Requirements: Answer with a single number: the count of lines that hold "rerun".

Materials provided:
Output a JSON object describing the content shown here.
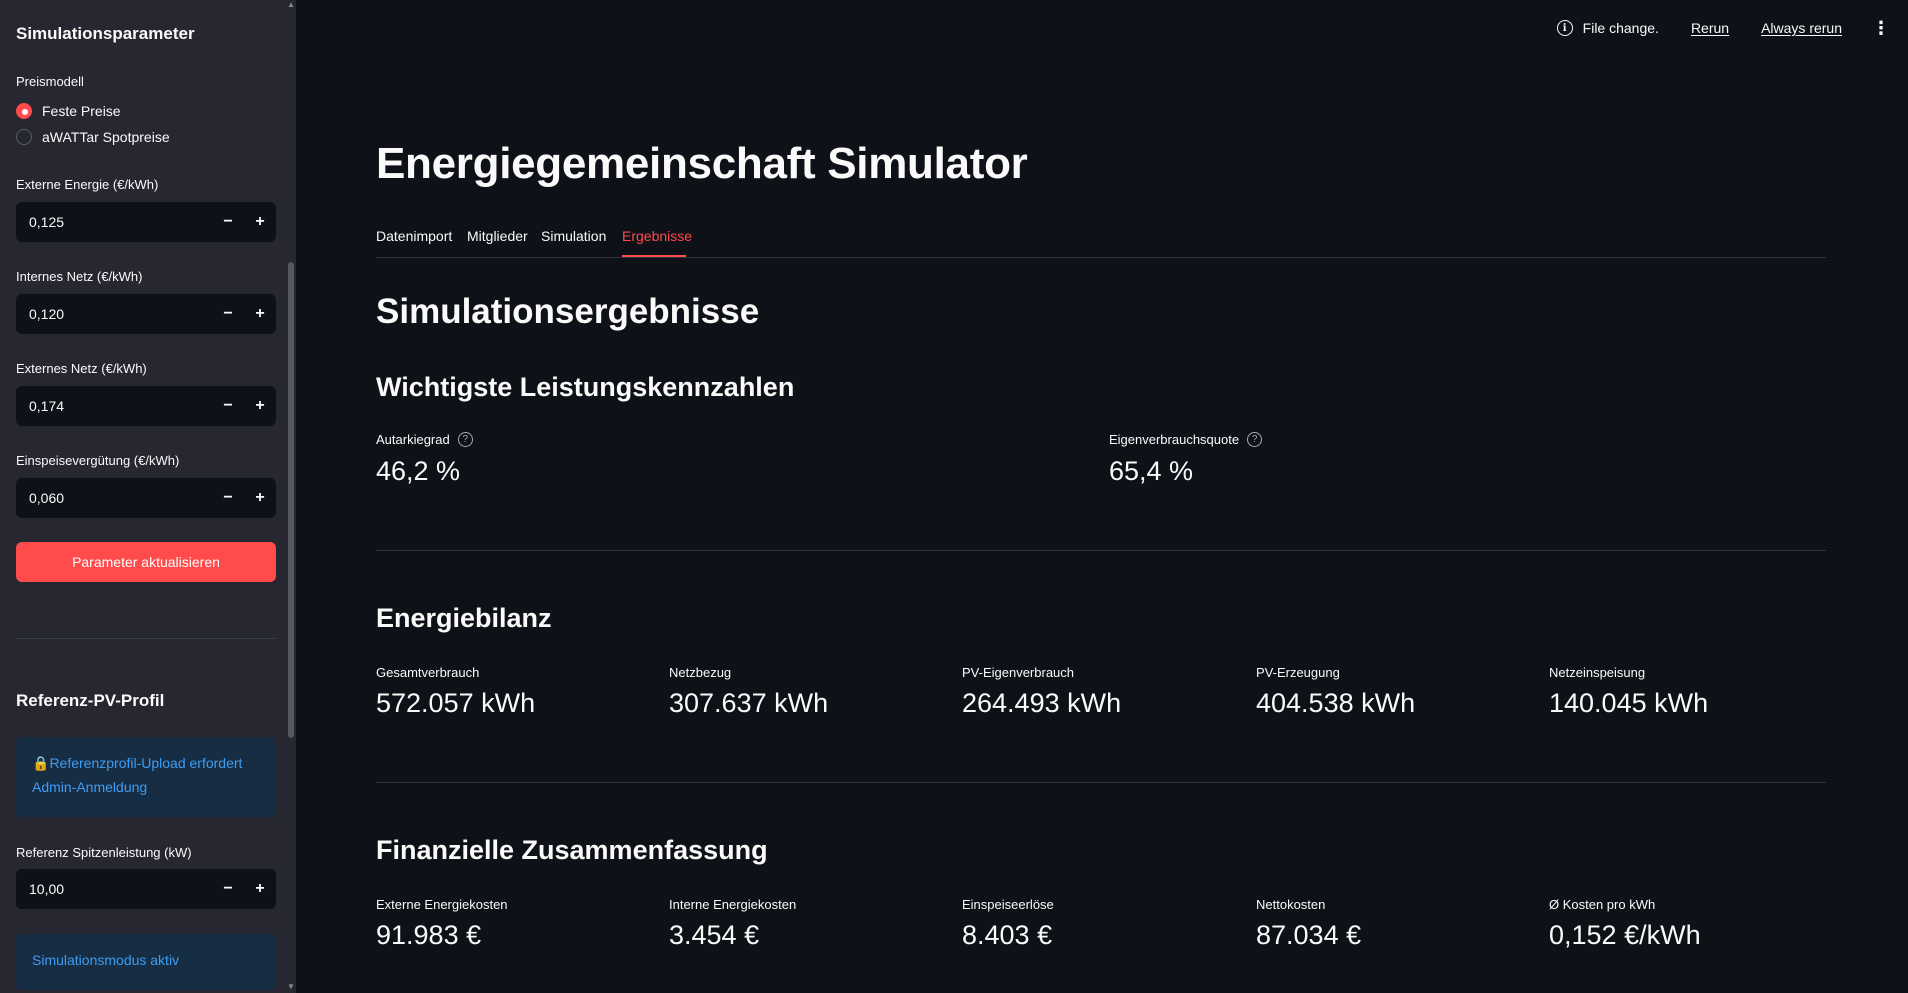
{
  "sidebar": {
    "title": "Simulationsparameter",
    "price_model": {
      "label": "Preismodell",
      "options": [
        "Feste Preise",
        "aWATTar Spotpreise"
      ],
      "selected": "Feste Preise"
    },
    "inputs": [
      {
        "label": "Externe Energie (€/kWh)",
        "value": "0,125"
      },
      {
        "label": "Internes Netz (€/kWh)",
        "value": "0,120"
      },
      {
        "label": "Externes Netz (€/kWh)",
        "value": "0,174"
      },
      {
        "label": "Einspeisevergütung (€/kWh)",
        "value": "0,060"
      }
    ],
    "update_button": "Parameter aktualisieren",
    "reference_title": "Referenz-PV-Profil",
    "reference_info": "Referenzprofil-Upload erfordert Admin-Anmeldung",
    "peak_input": {
      "label": "Referenz Spitzenleistung (kW)",
      "value": "10,00"
    },
    "sim_mode_info": "Simulationsmodus aktiv",
    "step_minus": "−",
    "step_plus": "+"
  },
  "header": {
    "file_change": "File change.",
    "rerun": "Rerun",
    "always_rerun": "Always rerun"
  },
  "main": {
    "title": "Energiegemeinschaft Simulator",
    "tabs": [
      "Datenimport",
      "Mitglieder",
      "Simulation",
      "Ergebnisse"
    ],
    "active_tab": "Ergebnisse",
    "results_heading": "Simulationsergebnisse",
    "kpi": {
      "heading": "Wichtigste Leistungskennzahlen",
      "metrics": [
        {
          "label": "Autarkiegrad",
          "value": "46,2 %"
        },
        {
          "label": "Eigenverbrauchsquote",
          "value": "65,4 %"
        }
      ]
    },
    "energy": {
      "heading": "Energiebilanz",
      "metrics": [
        {
          "label": "Gesamtverbrauch",
          "value": "572.057 kWh"
        },
        {
          "label": "Netzbezug",
          "value": "307.637 kWh"
        },
        {
          "label": "PV-Eigenverbrauch",
          "value": "264.493 kWh"
        },
        {
          "label": "PV-Erzeugung",
          "value": "404.538 kWh"
        },
        {
          "label": "Netzeinspeisung",
          "value": "140.045 kWh"
        }
      ]
    },
    "finance": {
      "heading": "Finanzielle Zusammenfassung",
      "metrics": [
        {
          "label": "Externe Energiekosten",
          "value": "91.983 €"
        },
        {
          "label": "Interne Energiekosten",
          "value": "3.454 €"
        },
        {
          "label": "Einspeiseerlöse",
          "value": "8.403 €"
        },
        {
          "label": "Nettokosten",
          "value": "87.034 €"
        },
        {
          "label": "Ø Kosten pro kWh",
          "value": "0,152 €/kWh"
        }
      ]
    }
  },
  "colors": {
    "accent": "#ff4b4b",
    "background": "#0e1117",
    "sidebar": "#262730",
    "info_bg": "#172d43",
    "info_text": "#3d9df3"
  }
}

Written solution: 2